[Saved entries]
==============================
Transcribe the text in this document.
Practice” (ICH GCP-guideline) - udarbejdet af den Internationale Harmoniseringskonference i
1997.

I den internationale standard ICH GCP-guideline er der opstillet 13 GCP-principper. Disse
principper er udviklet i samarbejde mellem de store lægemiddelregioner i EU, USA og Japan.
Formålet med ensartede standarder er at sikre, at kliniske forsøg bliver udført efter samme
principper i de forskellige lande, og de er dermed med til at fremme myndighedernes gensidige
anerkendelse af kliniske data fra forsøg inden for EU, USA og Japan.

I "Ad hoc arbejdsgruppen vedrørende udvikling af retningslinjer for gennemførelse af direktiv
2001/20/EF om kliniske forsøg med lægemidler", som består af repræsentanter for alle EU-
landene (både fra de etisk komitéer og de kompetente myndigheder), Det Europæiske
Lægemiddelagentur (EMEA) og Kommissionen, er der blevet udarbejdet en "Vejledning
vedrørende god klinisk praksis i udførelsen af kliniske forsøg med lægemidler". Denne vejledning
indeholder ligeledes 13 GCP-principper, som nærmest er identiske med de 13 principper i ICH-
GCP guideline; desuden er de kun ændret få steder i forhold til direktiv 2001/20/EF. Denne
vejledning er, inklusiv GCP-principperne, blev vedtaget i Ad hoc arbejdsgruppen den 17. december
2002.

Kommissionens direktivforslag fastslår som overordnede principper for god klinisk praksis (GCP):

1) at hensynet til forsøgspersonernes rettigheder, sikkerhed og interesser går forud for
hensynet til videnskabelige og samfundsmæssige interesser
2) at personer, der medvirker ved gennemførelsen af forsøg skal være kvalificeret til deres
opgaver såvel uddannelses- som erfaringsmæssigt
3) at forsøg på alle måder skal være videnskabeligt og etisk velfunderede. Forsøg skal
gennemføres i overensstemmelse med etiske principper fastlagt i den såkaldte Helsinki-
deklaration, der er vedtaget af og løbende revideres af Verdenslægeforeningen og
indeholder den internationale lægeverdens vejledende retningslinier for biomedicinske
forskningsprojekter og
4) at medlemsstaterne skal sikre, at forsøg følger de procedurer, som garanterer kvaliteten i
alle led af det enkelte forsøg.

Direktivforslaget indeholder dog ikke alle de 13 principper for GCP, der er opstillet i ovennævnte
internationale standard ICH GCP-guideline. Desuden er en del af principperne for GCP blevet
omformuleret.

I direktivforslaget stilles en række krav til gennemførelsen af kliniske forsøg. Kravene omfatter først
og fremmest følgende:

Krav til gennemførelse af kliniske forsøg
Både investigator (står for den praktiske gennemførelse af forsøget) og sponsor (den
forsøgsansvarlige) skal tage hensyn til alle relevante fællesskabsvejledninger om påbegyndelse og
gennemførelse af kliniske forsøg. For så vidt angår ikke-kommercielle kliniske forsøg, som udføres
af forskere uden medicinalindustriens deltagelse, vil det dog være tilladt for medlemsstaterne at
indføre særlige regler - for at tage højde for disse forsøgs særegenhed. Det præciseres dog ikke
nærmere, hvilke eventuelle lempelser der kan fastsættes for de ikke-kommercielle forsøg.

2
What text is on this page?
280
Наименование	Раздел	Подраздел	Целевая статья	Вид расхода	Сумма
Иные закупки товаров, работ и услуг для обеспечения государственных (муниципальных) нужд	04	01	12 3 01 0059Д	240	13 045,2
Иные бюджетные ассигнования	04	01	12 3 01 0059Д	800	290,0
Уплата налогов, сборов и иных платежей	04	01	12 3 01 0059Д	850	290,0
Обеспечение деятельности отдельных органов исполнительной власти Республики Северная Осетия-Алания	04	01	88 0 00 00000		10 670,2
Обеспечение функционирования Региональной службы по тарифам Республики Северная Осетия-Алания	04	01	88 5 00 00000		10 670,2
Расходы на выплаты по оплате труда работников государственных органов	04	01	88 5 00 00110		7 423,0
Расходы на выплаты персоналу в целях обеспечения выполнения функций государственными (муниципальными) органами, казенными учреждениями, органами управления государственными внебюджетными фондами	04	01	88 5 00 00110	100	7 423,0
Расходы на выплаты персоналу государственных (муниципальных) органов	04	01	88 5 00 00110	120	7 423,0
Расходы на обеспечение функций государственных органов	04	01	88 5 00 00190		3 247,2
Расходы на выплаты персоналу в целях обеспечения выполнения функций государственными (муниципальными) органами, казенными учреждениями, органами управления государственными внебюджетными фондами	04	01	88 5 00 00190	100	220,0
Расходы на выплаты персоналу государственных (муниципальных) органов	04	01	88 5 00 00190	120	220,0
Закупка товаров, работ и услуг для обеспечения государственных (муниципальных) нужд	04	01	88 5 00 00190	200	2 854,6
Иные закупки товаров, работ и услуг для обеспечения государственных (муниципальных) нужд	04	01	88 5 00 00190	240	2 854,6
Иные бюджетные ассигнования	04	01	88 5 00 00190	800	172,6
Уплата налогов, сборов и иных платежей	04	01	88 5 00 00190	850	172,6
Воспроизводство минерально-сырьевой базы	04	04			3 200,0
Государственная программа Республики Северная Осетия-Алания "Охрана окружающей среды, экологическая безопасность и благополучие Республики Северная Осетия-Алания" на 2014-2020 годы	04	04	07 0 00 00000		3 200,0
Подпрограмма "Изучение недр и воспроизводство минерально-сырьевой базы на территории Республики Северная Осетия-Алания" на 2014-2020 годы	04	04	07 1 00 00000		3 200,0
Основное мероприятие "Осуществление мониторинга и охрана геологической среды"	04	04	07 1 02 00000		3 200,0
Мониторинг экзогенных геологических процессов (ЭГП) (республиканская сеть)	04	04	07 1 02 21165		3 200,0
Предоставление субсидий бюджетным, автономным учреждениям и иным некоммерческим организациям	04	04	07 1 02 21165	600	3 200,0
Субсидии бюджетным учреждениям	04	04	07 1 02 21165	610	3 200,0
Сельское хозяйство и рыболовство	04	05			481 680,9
==============================
Work out how many lines in the records above contain the word "выполнения", and reply with that number alone.

2